[Items from a dataset]
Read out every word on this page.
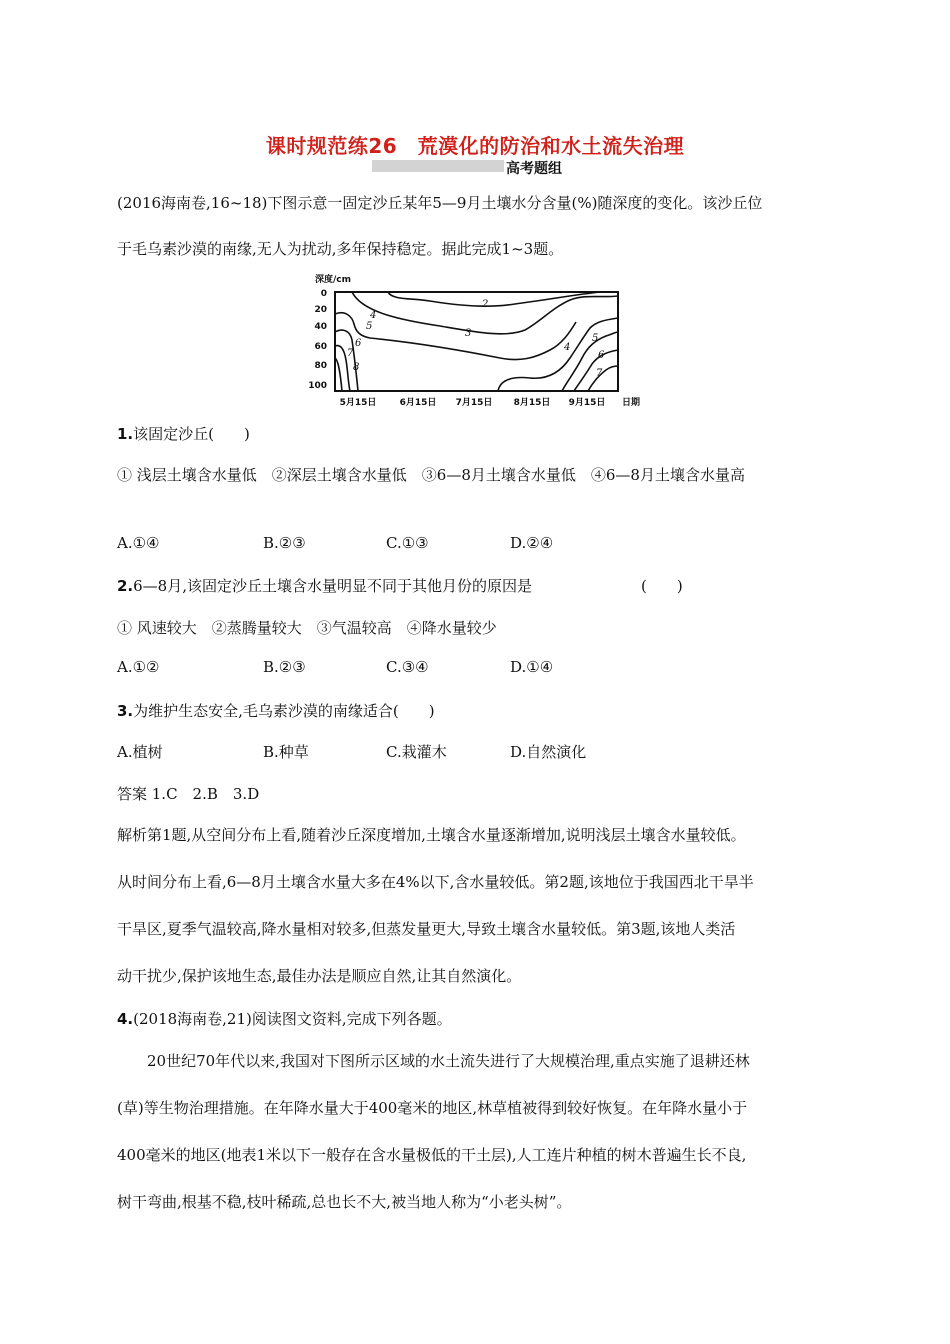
课时规范练26　荒漠化的防治和水土流失治理
高考题组
(2016海南卷,16~18)下图示意一固定沙丘某年5—9月土壤水分含量(%)随深度的变化。该沙丘位
于毛乌素沙漠的南缘,无人为扰动,多年保持稳定。据此完成1~3题。
深度/cm
0
20
40
60
80
100
2
3
4
5
6
7
4
5
6
7
8
5月15日	6月15日 7月15日 8月15日 9月15日 日期
1.该固定沙丘(　　)
① 浅层土壤含水量低　②深层土壤含水量低　③6—8月土壤含水量低　④6—8月土壤含水量高
A.①④	B.②③	C.①③	D.②④
2.6—8月,该固定沙丘土壤含水量明显不同于其他月份的原因是	(　　)
① 风速较大　②蒸腾量较大　③气温较高　④降水量较少
A.①②	B.②③	C.③④	D.①④
3.为维护生态安全,毛乌素沙漠的南缘适合(　　)
A.植树	B.种草	C.栽灌木	D.自然演化
答案 1.C　2.B　3.D
解析第1题,从空间分布上看,随着沙丘深度增加,土壤含水量逐渐增加,说明浅层土壤含水量较低。
从时间分布上看,6—8月土壤含水量大多在4%以下,含水量较低。第2题,该地位于我国西北干旱半
干旱区,夏季气温较高,降水量相对较多,但蒸发量更大,导致土壤含水量较低。第3题,该地人类活
动干扰少,保护该地生态,最佳办法是顺应自然,让其自然演化。
4.(2018海南卷,21)阅读图文资料,完成下列各题。
20世纪70年代以来,我国对下图所示区域的水土流失进行了大规模治理,重点实施了退耕还林
(草)等生物治理措施。在年降水量大于400毫米的地区,林草植被得到较好恢复。在年降水量小于
400毫米的地区(地表1米以下一般存在含水量极低的干土层),人工连片种植的树木普遍生长不良,
树干弯曲,根基不稳,枝叶稀疏,总也长不大,被当地人称为“小老头树”。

Task directions =
Restate the whole listing above exactly, please, omitting every image.

Answer for the task =
Read out every word on this page.
课时规范练26　荒漠化的防治和水土流失治理
高考题组
(2016海南卷,16~18)下图示意一固定沙丘某年5—9月土壤水分含量(%)随深度的变化。该沙丘位
于毛乌素沙漠的南缘,无人为扰动,多年保持稳定。据此完成1~3题。
深度/cm
0
20
40
60
80
100
2
3
4
5
6
7
4
5
6
7
8
5月15日	6月15日 7月15日 8月15日 9月15日 日期
1.该固定沙丘(　　)
① 浅层土壤含水量低　②深层土壤含水量低　③6—8月土壤含水量低　④6—8月土壤含水量高
A.①④	B.②③	C.①③	D.②④
2.6—8月,该固定沙丘土壤含水量明显不同于其他月份的原因是	(　　)
① 风速较大　②蒸腾量较大　③气温较高　④降水量较少
A.①②	B.②③	C.③④	D.①④
3.为维护生态安全,毛乌素沙漠的南缘适合(　　)
A.植树	B.种草	C.栽灌木	D.自然演化
答案 1.C　2.B　3.D
解析第1题,从空间分布上看,随着沙丘深度增加,土壤含水量逐渐增加,说明浅层土壤含水量较低。
从时间分布上看,6—8月土壤含水量大多在4%以下,含水量较低。第2题,该地位于我国西北干旱半
干旱区,夏季气温较高,降水量相对较多,但蒸发量更大,导致土壤含水量较低。第3题,该地人类活
动干扰少,保护该地生态,最佳办法是顺应自然,让其自然演化。
4.(2018海南卷,21)阅读图文资料,完成下列各题。
20世纪70年代以来,我国对下图所示区域的水土流失进行了大规模治理,重点实施了退耕还林
(草)等生物治理措施。在年降水量大于400毫米的地区,林草植被得到较好恢复。在年降水量小于
400毫米的地区(地表1米以下一般存在含水量极低的干土层),人工连片种植的树木普遍生长不良,
树干弯曲,根基不稳,枝叶稀疏,总也长不大,被当地人称为“小老头树”。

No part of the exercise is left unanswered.